╭─ RECORDS TO USE
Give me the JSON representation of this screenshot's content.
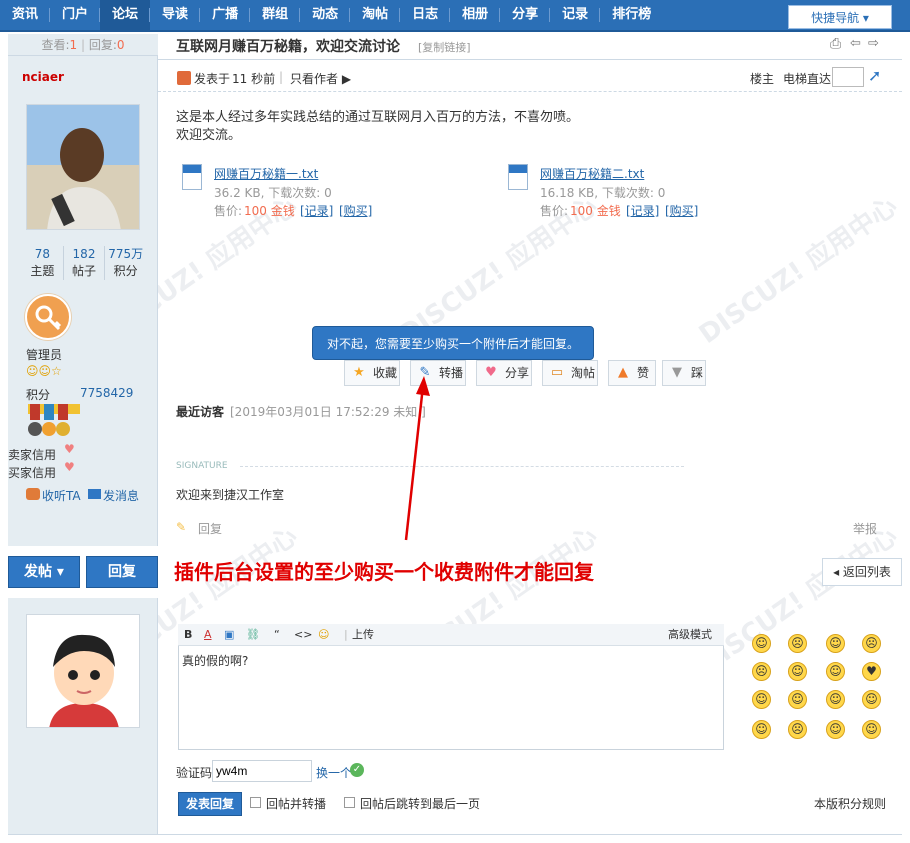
{
  "nav": {
    "items": [
      "资讯",
      "门户",
      "论坛",
      "导读",
      "广播",
      "群组",
      "动态",
      "淘帖",
      "日志",
      "相册",
      "分享",
      "记录",
      "排行榜"
    ],
    "quick": "快捷导航 ▾"
  },
  "thread": {
    "views_label": "查看:",
    "views": "1",
    "replies_label": "回复:",
    "replies": "0",
    "title": "互联网月赚百万秘籍，欢迎交流讨论",
    "copy_link": "[复制链接]"
  },
  "author": {
    "name": "nciaer",
    "stats": [
      {
        "num": "78",
        "label": "主题"
      },
      {
        "num": "182",
        "label": "帖子"
      },
      {
        "num": "775万",
        "label": "积分"
      }
    ],
    "group": "管理员",
    "points_label": "积分",
    "points": "7758429",
    "seller_credit": "卖家信用",
    "buyer_credit": "买家信用",
    "follow": "收听TA",
    "message": "发消息"
  },
  "post": {
    "posted_label": "发表于",
    "posted_time": "11 秒前",
    "only_author": "只看作者 ▶",
    "floor": "楼主",
    "goto_floor": "电梯直达",
    "line1": "这是本人经过多年实践总结的通过互联网月入百万的方法，不喜勿喷。",
    "line2": "欢迎交流。",
    "attachments": [
      {
        "name": "网赚百万秘籍一.txt",
        "meta": "36.2 KB, 下载次数: 0",
        "price_label": "售价:",
        "price": "100 金钱",
        "record": "[记录]",
        "buy": "[购买]"
      },
      {
        "name": "网赚百万秘籍二.txt",
        "meta": "16.18 KB, 下载次数: 0",
        "price_label": "售价:",
        "price": "100 金钱",
        "record": "[记录]",
        "buy": "[购买]"
      }
    ],
    "tooltip": "对不起，您需要至少购买一个附件后才能回复。",
    "actions": [
      "收藏",
      "转播",
      "分享",
      "淘帖",
      "赞",
      "踩"
    ],
    "recent_label": "最近访客",
    "recent_time": "[2019年03月01日 17:52:29 未知 ]",
    "signature_label": "SIGNATURE",
    "signature": "欢迎来到捷汉工作室",
    "reply_link": "回复",
    "report": "举报"
  },
  "bottom": {
    "post_btn": "发帖 ▾",
    "reply_btn": "回复",
    "banner": "插件后台设置的至少购买一个收费附件才能回复",
    "back": "◂ 返回列表"
  },
  "reply_form": {
    "toolbar_upload": "上传",
    "advanced": "高级模式",
    "content": "真的假的啊?",
    "captcha_label": "验证码",
    "captcha_value": "yw4m",
    "captcha_change": "换一个",
    "submit": "发表回复",
    "opt1": "回帖并转播",
    "opt2": "回帖后跳转到最后一页",
    "rules": "本版积分规则"
  },
  "colors": {
    "nav": "#2b6fb6",
    "accent": "#2f77c4",
    "banner": "#e00000",
    "price": "#f26c4f"
  }
}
╰─
Reproduce the material in its entirety and word for word, without the pictures.

Give me the JSON representation of this screenshot's content.
{
  "nav": {
    "items": [
      "资讯",
      "门户",
      "论坛",
      "导读",
      "广播",
      "群组",
      "动态",
      "淘帖",
      "日志",
      "相册",
      "分享",
      "记录",
      "排行榜"
    ],
    "quick": "快捷导航 ▾"
  },
  "thread": {
    "views_label": "查看:",
    "views": "1",
    "replies_label": "回复:",
    "replies": "0",
    "title": "互联网月赚百万秘籍，欢迎交流讨论",
    "copy_link": "[复制链接]"
  },
  "author": {
    "name": "nciaer",
    "stats": [
      {
        "num": "78",
        "label": "主题"
      },
      {
        "num": "182",
        "label": "帖子"
      },
      {
        "num": "775万",
        "label": "积分"
      }
    ],
    "group": "管理员",
    "points_label": "积分",
    "points": "7758429",
    "seller_credit": "卖家信用",
    "buyer_credit": "买家信用",
    "follow": "收听TA",
    "message": "发消息"
  },
  "post": {
    "posted_label": "发表于",
    "posted_time": "11 秒前",
    "only_author": "只看作者 ▶",
    "floor": "楼主",
    "goto_floor": "电梯直达",
    "line1": "这是本人经过多年实践总结的通过互联网月入百万的方法，不喜勿喷。",
    "line2": "欢迎交流。",
    "attachments": [
      {
        "name": "网赚百万秘籍一.txt",
        "meta": "36.2 KB, 下载次数: 0",
        "price_label": "售价:",
        "price": "100 金钱",
        "record": "[记录]",
        "buy": "[购买]"
      },
      {
        "name": "网赚百万秘籍二.txt",
        "meta": "16.18 KB, 下载次数: 0",
        "price_label": "售价:",
        "price": "100 金钱",
        "record": "[记录]",
        "buy": "[购买]"
      }
    ],
    "tooltip": "对不起，您需要至少购买一个附件后才能回复。",
    "actions": [
      "收藏",
      "转播",
      "分享",
      "淘帖",
      "赞",
      "踩"
    ],
    "recent_label": "最近访客",
    "recent_time": "[2019年03月01日 17:52:29 未知 ]",
    "signature_label": "SIGNATURE",
    "signature": "欢迎来到捷汉工作室",
    "reply_link": "回复",
    "report": "举报"
  },
  "bottom": {
    "post_btn": "发帖 ▾",
    "reply_btn": "回复",
    "banner": "插件后台设置的至少购买一个收费附件才能回复",
    "back": "◂ 返回列表"
  },
  "reply_form": {
    "toolbar_upload": "上传",
    "advanced": "高级模式",
    "content": "真的假的啊?",
    "captcha_label": "验证码",
    "captcha_value": "yw4m",
    "captcha_change": "换一个",
    "submit": "发表回复",
    "opt1": "回帖并转播",
    "opt2": "回帖后跳转到最后一页",
    "rules": "本版积分规则"
  },
  "colors": {
    "nav": "#2b6fb6",
    "accent": "#2f77c4",
    "banner": "#e00000",
    "price": "#f26c4f"
  }
}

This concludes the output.